- **Task brief**
Each line that follows should be printed again exactly as it stands.

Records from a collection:
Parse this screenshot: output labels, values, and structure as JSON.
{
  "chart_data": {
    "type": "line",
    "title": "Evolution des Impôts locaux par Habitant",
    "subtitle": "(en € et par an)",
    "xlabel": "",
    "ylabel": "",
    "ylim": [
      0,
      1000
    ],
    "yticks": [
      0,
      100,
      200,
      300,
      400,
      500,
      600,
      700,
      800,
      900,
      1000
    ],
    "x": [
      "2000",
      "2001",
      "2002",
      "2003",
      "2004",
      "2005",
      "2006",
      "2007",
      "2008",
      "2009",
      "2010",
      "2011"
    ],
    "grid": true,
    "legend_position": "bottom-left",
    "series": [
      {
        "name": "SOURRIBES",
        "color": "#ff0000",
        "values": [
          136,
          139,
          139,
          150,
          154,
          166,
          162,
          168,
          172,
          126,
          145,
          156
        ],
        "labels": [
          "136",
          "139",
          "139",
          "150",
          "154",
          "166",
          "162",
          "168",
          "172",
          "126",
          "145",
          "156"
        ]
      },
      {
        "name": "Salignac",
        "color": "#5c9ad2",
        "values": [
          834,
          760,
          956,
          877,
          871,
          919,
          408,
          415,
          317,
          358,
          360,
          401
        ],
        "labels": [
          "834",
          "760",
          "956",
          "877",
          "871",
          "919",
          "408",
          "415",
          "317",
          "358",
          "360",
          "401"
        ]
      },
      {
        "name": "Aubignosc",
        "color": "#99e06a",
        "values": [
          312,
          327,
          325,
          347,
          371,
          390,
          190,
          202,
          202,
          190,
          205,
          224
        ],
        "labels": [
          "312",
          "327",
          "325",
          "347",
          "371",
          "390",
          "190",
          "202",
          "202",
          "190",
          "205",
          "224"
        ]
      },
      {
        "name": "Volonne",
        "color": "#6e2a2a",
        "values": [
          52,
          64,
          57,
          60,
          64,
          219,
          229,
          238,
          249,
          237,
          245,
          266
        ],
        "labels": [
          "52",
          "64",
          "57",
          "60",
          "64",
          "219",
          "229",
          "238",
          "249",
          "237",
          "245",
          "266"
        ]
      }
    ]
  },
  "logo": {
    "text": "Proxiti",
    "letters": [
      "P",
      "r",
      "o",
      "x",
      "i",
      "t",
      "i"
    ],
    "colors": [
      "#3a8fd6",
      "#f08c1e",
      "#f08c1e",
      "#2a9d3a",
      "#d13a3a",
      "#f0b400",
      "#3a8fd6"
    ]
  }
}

- **The reply**
Parse this screenshot: output labels, values, and structure as JSON.
{
  "chart_data": {
    "type": "line",
    "title": "Evolution des Impôts locaux par Habitant",
    "subtitle": "(en € et par an)",
    "xlabel": "",
    "ylabel": "",
    "ylim": [
      0,
      1000
    ],
    "yticks": [
      0,
      100,
      200,
      300,
      400,
      500,
      600,
      700,
      800,
      900,
      1000
    ],
    "x": [
      "2000",
      "2001",
      "2002",
      "2003",
      "2004",
      "2005",
      "2006",
      "2007",
      "2008",
      "2009",
      "2010",
      "2011"
    ],
    "grid": true,
    "legend_position": "bottom-left",
    "series": [
      {
        "name": "SOURRIBES",
        "color": "#ff0000",
        "values": [
          136,
          139,
          139,
          150,
          154,
          166,
          162,
          168,
          172,
          126,
          145,
          156
        ],
        "labels": [
          "136",
          "139",
          "139",
          "150",
          "154",
          "166",
          "162",
          "168",
          "172",
          "126",
          "145",
          "156"
        ]
      },
      {
        "name": "Salignac",
        "color": "#5c9ad2",
        "values": [
          834,
          760,
          956,
          877,
          871,
          919,
          408,
          415,
          317,
          358,
          360,
          401
        ],
        "labels": [
          "834",
          "760",
          "956",
          "877",
          "871",
          "919",
          "408",
          "415",
          "317",
          "358",
          "360",
          "401"
        ]
      },
      {
        "name": "Aubignosc",
        "color": "#99e06a",
        "values": [
          312,
          327,
          325,
          347,
          371,
          390,
          190,
          202,
          202,
          190,
          205,
          224
        ],
        "labels": [
          "312",
          "327",
          "325",
          "347",
          "371",
          "390",
          "190",
          "202",
          "202",
          "190",
          "205",
          "224"
        ]
      },
      {
        "name": "Volonne",
        "color": "#6e2a2a",
        "values": [
          52,
          64,
          57,
          60,
          64,
          219,
          229,
          238,
          249,
          237,
          245,
          266
        ],
        "labels": [
          "52",
          "64",
          "57",
          "60",
          "64",
          "219",
          "229",
          "238",
          "249",
          "237",
          "245",
          "266"
        ]
      }
    ]
  },
  "logo": {
    "text": "Proxiti",
    "letters": [
      "P",
      "r",
      "o",
      "x",
      "i",
      "t",
      "i"
    ],
    "colors": [
      "#3a8fd6",
      "#f08c1e",
      "#f08c1e",
      "#2a9d3a",
      "#d13a3a",
      "#f0b400",
      "#3a8fd6"
    ]
  }
}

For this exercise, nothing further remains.